## Objective
Repeat the records below exactly as they appear.

## Materials provided
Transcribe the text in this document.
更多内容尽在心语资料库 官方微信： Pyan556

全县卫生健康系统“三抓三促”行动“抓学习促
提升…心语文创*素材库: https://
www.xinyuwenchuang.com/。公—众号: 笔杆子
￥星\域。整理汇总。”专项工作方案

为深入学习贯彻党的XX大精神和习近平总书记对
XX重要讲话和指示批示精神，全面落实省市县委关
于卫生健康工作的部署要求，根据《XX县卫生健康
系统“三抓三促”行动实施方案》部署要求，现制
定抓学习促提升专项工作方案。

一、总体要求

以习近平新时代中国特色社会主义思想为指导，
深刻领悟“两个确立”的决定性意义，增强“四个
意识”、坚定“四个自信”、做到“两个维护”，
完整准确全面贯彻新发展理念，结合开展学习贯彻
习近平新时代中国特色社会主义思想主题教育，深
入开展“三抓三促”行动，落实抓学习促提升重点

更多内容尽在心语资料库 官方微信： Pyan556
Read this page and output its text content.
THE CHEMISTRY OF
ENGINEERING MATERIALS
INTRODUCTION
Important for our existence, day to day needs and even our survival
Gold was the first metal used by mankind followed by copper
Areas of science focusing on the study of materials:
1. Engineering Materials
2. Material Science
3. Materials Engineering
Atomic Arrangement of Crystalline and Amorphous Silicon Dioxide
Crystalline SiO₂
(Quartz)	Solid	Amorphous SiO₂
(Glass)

## Written response
Transcribe the text in this document.
更多内容尽在心语资料库 官方微信： Pyan556

全县卫生健康系统“三抓三促”行动“抓学习促
提升…心语文创*素材库: https://
www.xinyuwenchuang.com/。公—众号: 笔杆子
￥星\域。整理汇总。”专项工作方案

为深入学习贯彻党的XX大精神和习近平总书记对
XX重要讲话和指示批示精神，全面落实省市县委关
于卫生健康工作的部署要求，根据《XX县卫生健康
系统“三抓三促”行动实施方案》部署要求，现制
定抓学习促提升专项工作方案。

一、总体要求

以习近平新时代中国特色社会主义思想为指导，
深刻领悟“两个确立”的决定性意义，增强“四个
意识”、坚定“四个自信”、做到“两个维护”，
完整准确全面贯彻新发展理念，结合开展学习贯彻
习近平新时代中国特色社会主义思想主题教育，深
入开展“三抓三促”行动，落实抓学习促提升重点

更多内容尽在心语资料库 官方微信： Pyan556
Read this page and output its text content.
THE CHEMISTRY OF
ENGINEERING MATERIALS
INTRODUCTION
Important for our existence, day to day needs and even our survival
Gold was the first metal used by mankind followed by copper
Areas of science focusing on the study of materials:
1. Engineering Materials
2. Material Science
3. Materials Engineering
Atomic Arrangement of Crystalline and Amorphous Silicon Dioxide
Crystalline SiO₂
(Quartz)	Solid	Amorphous SiO₂
(Glass)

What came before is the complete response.